WORK TO DO — Without the images, write out all of the following entries exactly.

DATA EXCERPTS —
+ + + + + + +

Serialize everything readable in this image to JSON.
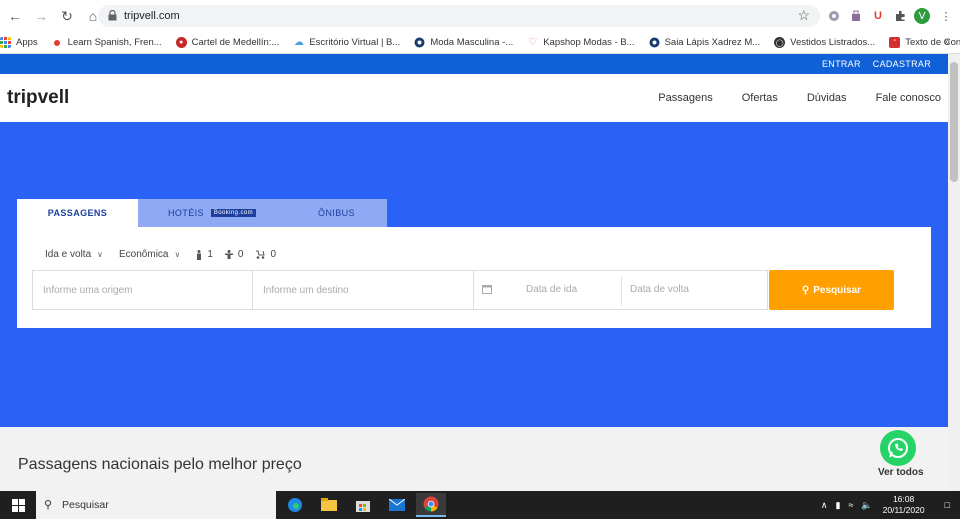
{
  "browser": {
    "url": "tripvell.com",
    "avatar_letter": "V",
    "bookmarks": [
      {
        "label": "Apps",
        "icon": "apps-grid-icon",
        "color": "#4285f4"
      },
      {
        "label": "Learn Spanish, Fren...",
        "icon": "red-dot-icon",
        "color": "#e53935"
      },
      {
        "label": "Cartel de Medellín:...",
        "icon": "red-circle-icon",
        "color": "#c62828"
      },
      {
        "label": "Escritório Virtual | B...",
        "icon": "cloud-icon",
        "color": "#4aa3df"
      },
      {
        "label": "Moda Masculina -...",
        "icon": "target-icon",
        "color": "#1a3b6e"
      },
      {
        "label": "Kapshop Modas - B...",
        "icon": "heart-icon",
        "color": "#e57373"
      },
      {
        "label": "Saia Lápis Xadrez M...",
        "icon": "target-icon",
        "color": "#1a3b6e"
      },
      {
        "label": "Vestidos Listrados...",
        "icon": "globe-icon",
        "color": "#333333"
      },
      {
        "label": "Texto de Conquista...",
        "icon": "quote-icon",
        "color": "#d32f2f"
      }
    ],
    "more": "»"
  },
  "site": {
    "top_links": {
      "login": "ENTRAR",
      "register": "CADASTRAR"
    },
    "logo": "tripvell",
    "menu": [
      "Passagens",
      "Ofertas",
      "Dúvidas",
      "Fale conosco"
    ],
    "tabs": {
      "flights": "PASSAGENS",
      "hotels": "HOTÉIS",
      "booking": "Booking.com",
      "bus": "ÔNIBUS"
    },
    "options": {
      "trip_type": "Ida e volta",
      "cabin": "Econômica",
      "adults": "1",
      "children": "0",
      "infants": "0"
    },
    "fields": {
      "origin_placeholder": "Informe uma origem",
      "destination_placeholder": "Informe um destino",
      "depart_placeholder": "Data de ida",
      "return_placeholder": "Data de volta"
    },
    "search_button": "Pesquisar",
    "section_title": "Passagens nacionais pelo melhor preço",
    "whatsapp_label": "Ver todos",
    "colors": {
      "brand_blue": "#2a62f5",
      "topbar": "#1060d8",
      "search_orange": "#ffa000"
    }
  },
  "taskbar": {
    "search_placeholder": "Pesquisar",
    "time": "16:08",
    "date": "20/11/2020"
  }
}
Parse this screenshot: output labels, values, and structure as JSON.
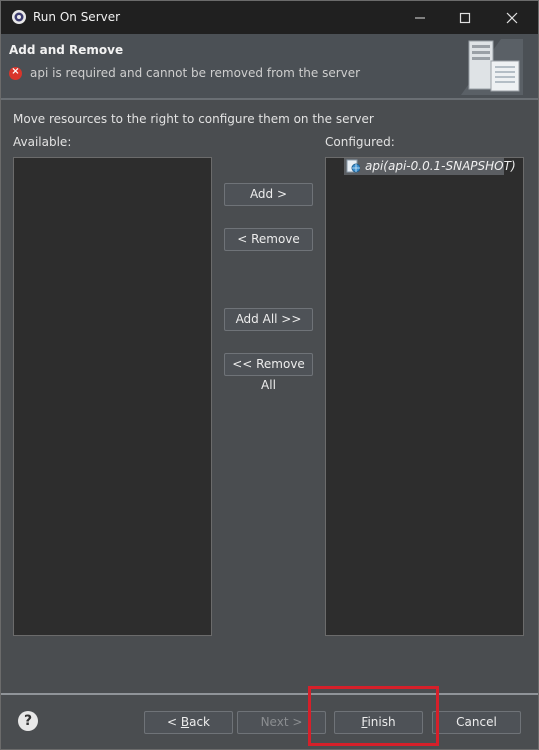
{
  "window": {
    "title": "Run On Server",
    "controls": [
      "minimize",
      "maximize",
      "close"
    ]
  },
  "header": {
    "title": "Add and Remove",
    "message": "api is required and cannot be removed from the server",
    "message_icon": "error-icon"
  },
  "main": {
    "instruction": "Move resources to the right to configure them on the server",
    "available_label": "Available:",
    "available_items": [],
    "configured_label": "Configured:",
    "configured_items": [
      {
        "label": "api(api-0.0.1-SNAPSHOT)",
        "icon": "web-module-icon",
        "selected": true
      }
    ],
    "buttons": {
      "add": "Add >",
      "remove": "< Remove",
      "add_all": "Add All >>",
      "remove_all": "<< Remove All"
    }
  },
  "footer": {
    "help_icon": "help-icon",
    "back": {
      "prefix": "< ",
      "mnemonic": "B",
      "rest": "ack"
    },
    "next": "Next >",
    "finish": {
      "mnemonic": "F",
      "rest": "inish"
    },
    "cancel": "Cancel"
  },
  "colors": {
    "accent_highlight": "#d6202a",
    "error": "#d9352b",
    "dialog_bg": "#4a4d50",
    "list_bg": "#2d2d2d"
  }
}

+ + + + + + +

TASK ANSWER —
Serialize everything readable in this image to JSON.
{
  "browser": {
    "url": "tripvell.com",
    "avatar_letter": "V",
    "bookmarks": [
      {
        "label": "Apps",
        "icon": "apps-grid-icon",
        "color": "#4285f4"
      },
      {
        "label": "Learn Spanish, Fren...",
        "icon": "red-dot-icon",
        "color": "#e53935"
      },
      {
        "label": "Cartel de Medellín:...",
        "icon": "red-circle-icon",
        "color": "#c62828"
      },
      {
        "label": "Escritório Virtual | B...",
        "icon": "cloud-icon",
        "color": "#4aa3df"
      },
      {
        "label": "Moda Masculina -...",
        "icon": "target-icon",
        "color": "#1a3b6e"
      },
      {
        "label": "Kapshop Modas - B...",
        "icon": "heart-icon",
        "color": "#e57373"
      },
      {
        "label": "Saia Lápis Xadrez M...",
        "icon": "target-icon",
        "color": "#1a3b6e"
      },
      {
        "label": "Vestidos Listrados...",
        "icon": "globe-icon",
        "color": "#333333"
      },
      {
        "label": "Texto de Conquista...",
        "icon": "quote-icon",
        "color": "#d32f2f"
      }
    ],
    "more": "»"
  },
  "site": {
    "top_links": {
      "login": "ENTRAR",
      "register": "CADASTRAR"
    },
    "logo": "tripvell",
    "menu": [
      "Passagens",
      "Ofertas",
      "Dúvidas",
      "Fale conosco"
    ],
    "tabs": {
      "flights": "PASSAGENS",
      "hotels": "HOTÉIS",
      "booking": "Booking.com",
      "bus": "ÔNIBUS"
    },
    "options": {
      "trip_type": "Ida e volta",
      "cabin": "Econômica",
      "adults": "1",
      "children": "0",
      "infants": "0"
    },
    "fields": {
      "origin_placeholder": "Informe uma origem",
      "destination_placeholder": "Informe um destino",
      "depart_placeholder": "Data de ida",
      "return_placeholder": "Data de volta"
    },
    "search_button": "Pesquisar",
    "section_title": "Passagens nacionais pelo melhor preço",
    "whatsapp_label": "Ver todos",
    "colors": {
      "brand_blue": "#2a62f5",
      "topbar": "#1060d8",
      "search_orange": "#ffa000"
    }
  },
  "taskbar": {
    "search_placeholder": "Pesquisar",
    "time": "16:08",
    "date": "20/11/2020"
  }
}
Parse this screenshot: output labels, values, and structure as JSON.
{
  "window": {
    "title": "Run On Server",
    "controls": [
      "minimize",
      "maximize",
      "close"
    ]
  },
  "header": {
    "title": "Add and Remove",
    "message": "api is required and cannot be removed from the server",
    "message_icon": "error-icon"
  },
  "main": {
    "instruction": "Move resources to the right to configure them on the server",
    "available_label": "Available:",
    "available_items": [],
    "configured_label": "Configured:",
    "configured_items": [
      {
        "label": "api(api-0.0.1-SNAPSHOT)",
        "icon": "web-module-icon",
        "selected": true
      }
    ],
    "buttons": {
      "add": "Add >",
      "remove": "< Remove",
      "add_all": "Add All >>",
      "remove_all": "<< Remove All"
    }
  },
  "footer": {
    "help_icon": "help-icon",
    "back": {
      "prefix": "< ",
      "mnemonic": "B",
      "rest": "ack"
    },
    "next": "Next >",
    "finish": {
      "mnemonic": "F",
      "rest": "inish"
    },
    "cancel": "Cancel"
  },
  "colors": {
    "accent_highlight": "#d6202a",
    "error": "#d9352b",
    "dialog_bg": "#4a4d50",
    "list_bg": "#2d2d2d"
  }
}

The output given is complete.